PROBLEM TO WORK ON => Figure out how many lines of the material below contain the word "города". Answer with the number only.

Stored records
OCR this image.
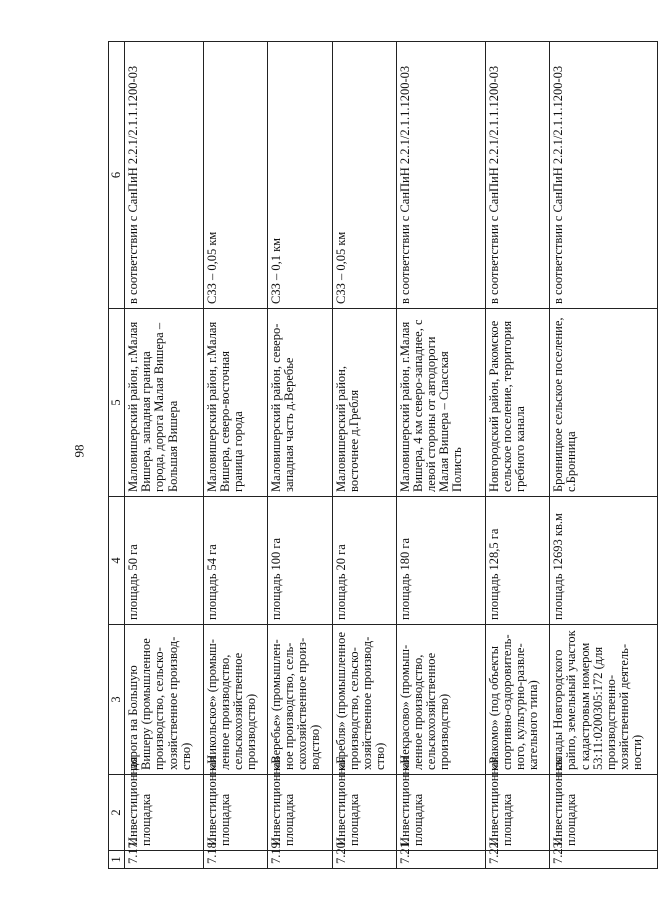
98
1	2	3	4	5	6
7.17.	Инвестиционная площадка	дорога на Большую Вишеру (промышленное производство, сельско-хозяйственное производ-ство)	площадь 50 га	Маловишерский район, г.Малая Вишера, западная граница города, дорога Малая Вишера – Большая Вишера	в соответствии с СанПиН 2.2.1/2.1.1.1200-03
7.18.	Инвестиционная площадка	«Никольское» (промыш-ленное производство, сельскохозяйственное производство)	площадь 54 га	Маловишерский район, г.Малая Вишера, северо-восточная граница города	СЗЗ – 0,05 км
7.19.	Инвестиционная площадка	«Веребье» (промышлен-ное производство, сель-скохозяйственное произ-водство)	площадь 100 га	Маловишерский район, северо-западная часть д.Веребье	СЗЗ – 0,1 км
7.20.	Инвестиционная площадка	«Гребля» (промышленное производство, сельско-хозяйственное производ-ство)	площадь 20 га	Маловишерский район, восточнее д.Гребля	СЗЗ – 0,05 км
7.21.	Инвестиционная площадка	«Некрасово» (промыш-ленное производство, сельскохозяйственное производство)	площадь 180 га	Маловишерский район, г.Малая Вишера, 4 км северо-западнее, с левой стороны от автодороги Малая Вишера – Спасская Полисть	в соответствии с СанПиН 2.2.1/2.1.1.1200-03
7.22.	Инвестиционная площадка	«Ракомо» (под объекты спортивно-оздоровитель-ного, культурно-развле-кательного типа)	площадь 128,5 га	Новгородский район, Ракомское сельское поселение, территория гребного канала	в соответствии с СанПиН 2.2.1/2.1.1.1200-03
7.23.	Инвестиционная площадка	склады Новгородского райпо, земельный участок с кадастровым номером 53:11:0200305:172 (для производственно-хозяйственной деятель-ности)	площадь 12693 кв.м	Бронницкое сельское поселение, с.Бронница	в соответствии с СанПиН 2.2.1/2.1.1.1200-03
==
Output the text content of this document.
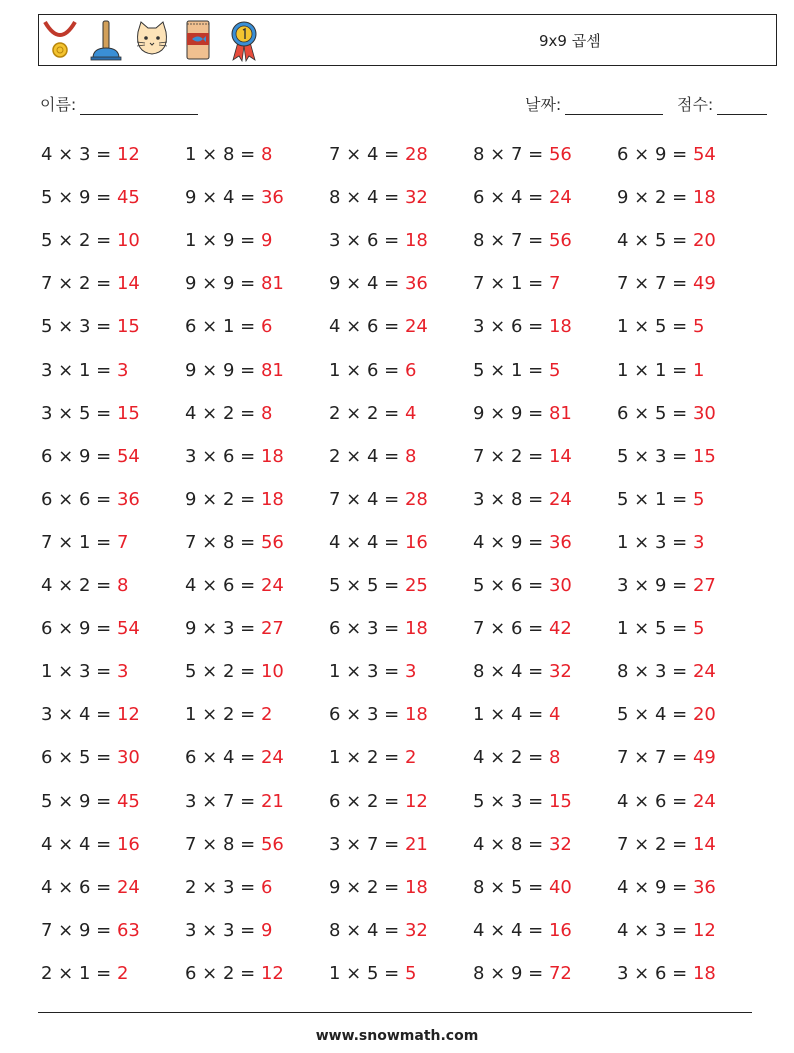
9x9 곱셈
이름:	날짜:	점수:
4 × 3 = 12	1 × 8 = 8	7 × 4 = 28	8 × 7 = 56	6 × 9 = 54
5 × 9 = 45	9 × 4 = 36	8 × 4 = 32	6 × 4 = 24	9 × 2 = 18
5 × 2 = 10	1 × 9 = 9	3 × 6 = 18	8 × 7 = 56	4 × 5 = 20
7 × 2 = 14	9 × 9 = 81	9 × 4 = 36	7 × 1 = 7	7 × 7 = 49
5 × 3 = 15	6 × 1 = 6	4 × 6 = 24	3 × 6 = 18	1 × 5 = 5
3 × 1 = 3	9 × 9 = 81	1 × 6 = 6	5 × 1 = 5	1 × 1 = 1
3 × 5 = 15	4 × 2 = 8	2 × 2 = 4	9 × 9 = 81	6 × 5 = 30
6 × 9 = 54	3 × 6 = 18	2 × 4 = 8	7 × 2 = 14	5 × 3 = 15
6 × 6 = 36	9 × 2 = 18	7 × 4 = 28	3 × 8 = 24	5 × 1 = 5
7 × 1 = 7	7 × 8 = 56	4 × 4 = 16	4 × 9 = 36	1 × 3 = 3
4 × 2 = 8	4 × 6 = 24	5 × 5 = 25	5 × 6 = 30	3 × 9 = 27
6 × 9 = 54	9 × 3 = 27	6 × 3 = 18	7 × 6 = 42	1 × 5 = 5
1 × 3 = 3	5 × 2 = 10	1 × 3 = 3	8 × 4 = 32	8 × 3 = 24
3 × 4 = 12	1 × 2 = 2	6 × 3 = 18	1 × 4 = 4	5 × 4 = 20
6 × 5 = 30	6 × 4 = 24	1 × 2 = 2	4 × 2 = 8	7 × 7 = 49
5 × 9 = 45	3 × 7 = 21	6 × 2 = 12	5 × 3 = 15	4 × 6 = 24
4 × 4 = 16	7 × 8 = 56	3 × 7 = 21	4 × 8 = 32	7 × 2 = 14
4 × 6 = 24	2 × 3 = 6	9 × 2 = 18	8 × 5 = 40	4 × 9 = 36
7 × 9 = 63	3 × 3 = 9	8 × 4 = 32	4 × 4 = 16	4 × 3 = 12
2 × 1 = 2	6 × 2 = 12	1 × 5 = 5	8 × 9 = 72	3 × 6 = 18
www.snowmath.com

SOLUTION TO THIS TASK => 2